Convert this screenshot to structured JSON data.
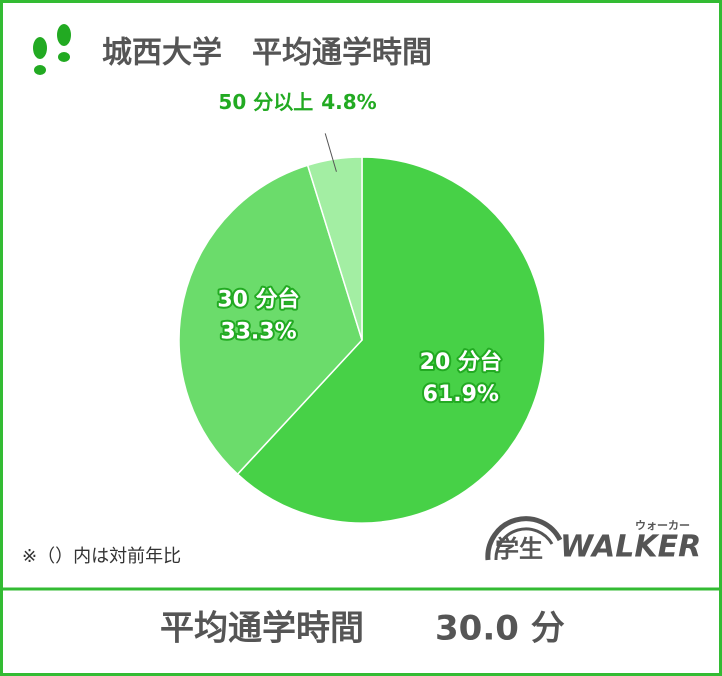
{
  "chart_data": {
    "type": "pie",
    "title": "城西大学　平均通学時間",
    "categories": [
      "20 分台",
      "30 分台",
      "50 分以上"
    ],
    "values": [
      61.9,
      33.3,
      4.8
    ],
    "value_labels": [
      "61.9%",
      "33.3%",
      "4.8%"
    ],
    "colors": [
      "#47d147",
      "#6bdc6b",
      "#a3eea3"
    ],
    "note": "※（）内は対前年比"
  },
  "footer": {
    "label": "平均通学時間",
    "value": "30.0 分"
  },
  "logo": {
    "prefix": "学生",
    "name": "WALKER",
    "ruby": "ウォーカー"
  }
}
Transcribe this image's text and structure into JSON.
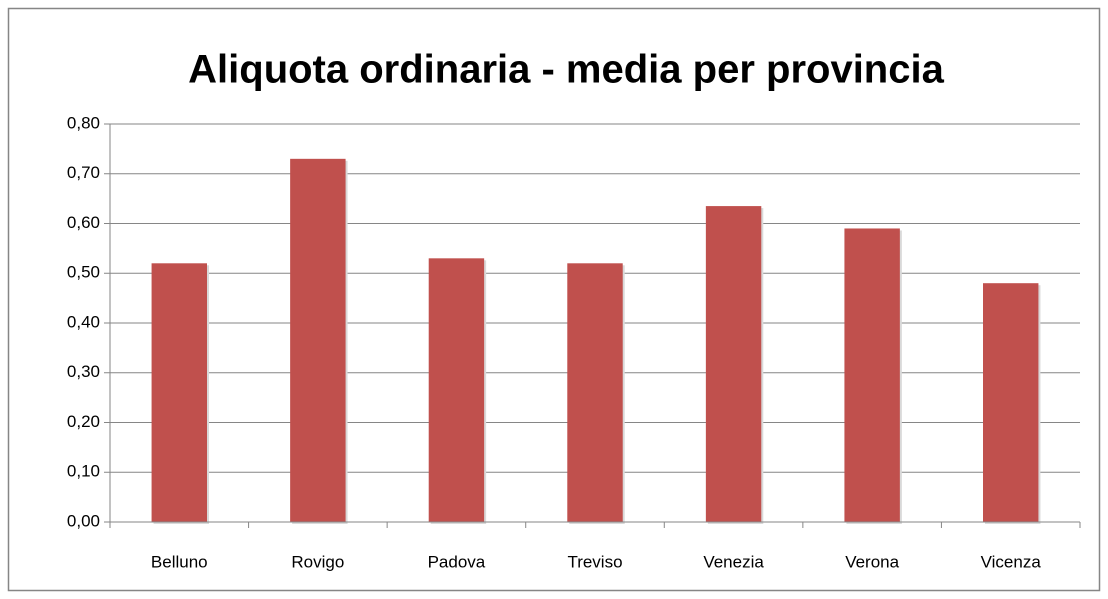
{
  "chart_data": {
    "type": "bar",
    "title": "Aliquota ordinaria - media per provincia",
    "categories": [
      "Belluno",
      "Rovigo",
      "Padova",
      "Treviso",
      "Venezia",
      "Verona",
      "Vicenza"
    ],
    "values": [
      0.52,
      0.73,
      0.53,
      0.52,
      0.635,
      0.59,
      0.48
    ],
    "color": "#c0504d",
    "ylim": [
      0,
      0.8
    ],
    "yticks": [
      {
        "value": 0,
        "label": "0,00"
      },
      {
        "value": 0.1,
        "label": "0,10"
      },
      {
        "value": 0.2,
        "label": "0,20"
      },
      {
        "value": 0.3,
        "label": "0,30"
      },
      {
        "value": 0.4,
        "label": "0,40"
      },
      {
        "value": 0.5,
        "label": "0,50"
      },
      {
        "value": 0.6,
        "label": "0,60"
      },
      {
        "value": 0.7,
        "label": "0,70"
      },
      {
        "value": 0.8,
        "label": "0,80"
      }
    ],
    "grid": true
  }
}
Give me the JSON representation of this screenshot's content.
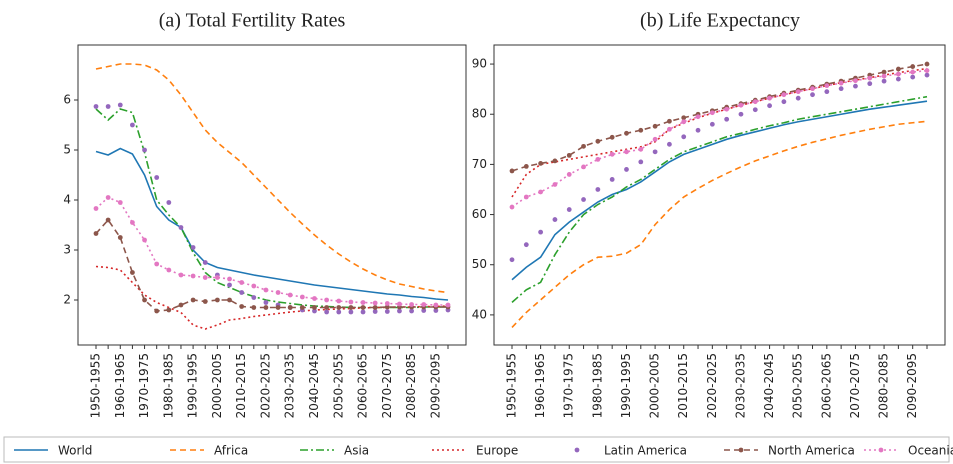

————————

**PROBLEM**
A line counts if it holds the word "screenshot". Work out how many lines in the listing count, and give only that number.

**REPLY**
2